* Start DATASET *

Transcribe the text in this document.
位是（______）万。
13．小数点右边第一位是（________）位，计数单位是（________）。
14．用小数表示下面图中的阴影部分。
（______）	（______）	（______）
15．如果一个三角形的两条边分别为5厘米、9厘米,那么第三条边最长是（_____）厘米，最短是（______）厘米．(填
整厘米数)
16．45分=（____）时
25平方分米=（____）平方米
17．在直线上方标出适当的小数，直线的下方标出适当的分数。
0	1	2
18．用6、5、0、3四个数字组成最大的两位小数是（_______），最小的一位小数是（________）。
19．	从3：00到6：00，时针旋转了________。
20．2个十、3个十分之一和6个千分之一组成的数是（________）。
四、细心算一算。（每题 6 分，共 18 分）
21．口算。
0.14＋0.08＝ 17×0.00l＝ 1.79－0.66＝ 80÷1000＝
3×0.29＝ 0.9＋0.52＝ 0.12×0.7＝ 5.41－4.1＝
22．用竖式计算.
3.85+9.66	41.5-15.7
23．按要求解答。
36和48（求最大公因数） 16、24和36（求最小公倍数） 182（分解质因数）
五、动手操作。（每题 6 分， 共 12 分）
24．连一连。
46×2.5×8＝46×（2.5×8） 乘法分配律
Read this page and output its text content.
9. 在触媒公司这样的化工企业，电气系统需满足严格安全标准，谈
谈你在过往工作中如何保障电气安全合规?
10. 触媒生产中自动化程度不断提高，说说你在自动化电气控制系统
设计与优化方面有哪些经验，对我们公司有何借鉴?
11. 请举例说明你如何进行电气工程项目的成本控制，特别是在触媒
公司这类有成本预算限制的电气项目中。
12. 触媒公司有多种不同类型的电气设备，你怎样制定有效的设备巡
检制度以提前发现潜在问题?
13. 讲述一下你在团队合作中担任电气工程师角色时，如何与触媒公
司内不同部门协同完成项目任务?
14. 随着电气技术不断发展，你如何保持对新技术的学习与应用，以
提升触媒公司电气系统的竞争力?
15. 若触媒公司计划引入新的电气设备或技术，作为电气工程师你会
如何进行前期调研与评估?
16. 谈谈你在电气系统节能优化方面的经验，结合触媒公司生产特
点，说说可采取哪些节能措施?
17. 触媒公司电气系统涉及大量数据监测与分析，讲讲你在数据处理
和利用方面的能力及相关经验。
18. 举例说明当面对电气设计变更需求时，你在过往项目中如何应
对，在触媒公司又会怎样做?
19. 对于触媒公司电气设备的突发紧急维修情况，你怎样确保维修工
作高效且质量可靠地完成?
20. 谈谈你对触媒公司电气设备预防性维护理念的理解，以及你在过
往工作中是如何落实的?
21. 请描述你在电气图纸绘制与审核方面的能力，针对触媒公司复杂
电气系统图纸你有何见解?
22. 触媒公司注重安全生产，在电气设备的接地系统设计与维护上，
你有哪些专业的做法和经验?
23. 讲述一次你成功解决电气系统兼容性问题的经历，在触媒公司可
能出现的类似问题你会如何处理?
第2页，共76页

* End DATASET *

[INSTRUCTION]:
Please copy out each record, character for character.

[ANSWER TO THE TASK]:
Transcribe the text in this document.
位是（______）万。
13．小数点右边第一位是（________）位，计数单位是（________）。
14．用小数表示下面图中的阴影部分。
（______）	（______）	（______）
15．如果一个三角形的两条边分别为5厘米、9厘米,那么第三条边最长是（_____）厘米，最短是（______）厘米．(填
整厘米数)
16．45分=（____）时
25平方分米=（____）平方米
17．在直线上方标出适当的小数，直线的下方标出适当的分数。
0	1	2
18．用6、5、0、3四个数字组成最大的两位小数是（_______），最小的一位小数是（________）。
19．	从3：00到6：00，时针旋转了________。
20．2个十、3个十分之一和6个千分之一组成的数是（________）。
四、细心算一算。（每题 6 分，共 18 分）
21．口算。
0.14＋0.08＝ 17×0.00l＝ 1.79－0.66＝ 80÷1000＝
3×0.29＝ 0.9＋0.52＝ 0.12×0.7＝ 5.41－4.1＝
22．用竖式计算.
3.85+9.66	41.5-15.7
23．按要求解答。
36和48（求最大公因数） 16、24和36（求最小公倍数） 182（分解质因数）
五、动手操作。（每题 6 分， 共 12 分）
24．连一连。
46×2.5×8＝46×（2.5×8） 乘法分配律
Read this page and output its text content.
9. 在触媒公司这样的化工企业，电气系统需满足严格安全标准，谈
谈你在过往工作中如何保障电气安全合规?
10. 触媒生产中自动化程度不断提高，说说你在自动化电气控制系统
设计与优化方面有哪些经验，对我们公司有何借鉴?
11. 请举例说明你如何进行电气工程项目的成本控制，特别是在触媒
公司这类有成本预算限制的电气项目中。
12. 触媒公司有多种不同类型的电气设备，你怎样制定有效的设备巡
检制度以提前发现潜在问题?
13. 讲述一下你在团队合作中担任电气工程师角色时，如何与触媒公
司内不同部门协同完成项目任务?
14. 随着电气技术不断发展，你如何保持对新技术的学习与应用，以
提升触媒公司电气系统的竞争力?
15. 若触媒公司计划引入新的电气设备或技术，作为电气工程师你会
如何进行前期调研与评估?
16. 谈谈你在电气系统节能优化方面的经验，结合触媒公司生产特
点，说说可采取哪些节能措施?
17. 触媒公司电气系统涉及大量数据监测与分析，讲讲你在数据处理
和利用方面的能力及相关经验。
18. 举例说明当面对电气设计变更需求时，你在过往项目中如何应
对，在触媒公司又会怎样做?
19. 对于触媒公司电气设备的突发紧急维修情况，你怎样确保维修工
作高效且质量可靠地完成?
20. 谈谈你对触媒公司电气设备预防性维护理念的理解，以及你在过
往工作中是如何落实的?
21. 请描述你在电气图纸绘制与审核方面的能力，针对触媒公司复杂
电气系统图纸你有何见解?
22. 触媒公司注重安全生产，在电气设备的接地系统设计与维护上，
你有哪些专业的做法和经验?
23. 讲述一次你成功解决电气系统兼容性问题的经历，在触媒公司可
能出现的类似问题你会如何处理?
第2页，共76页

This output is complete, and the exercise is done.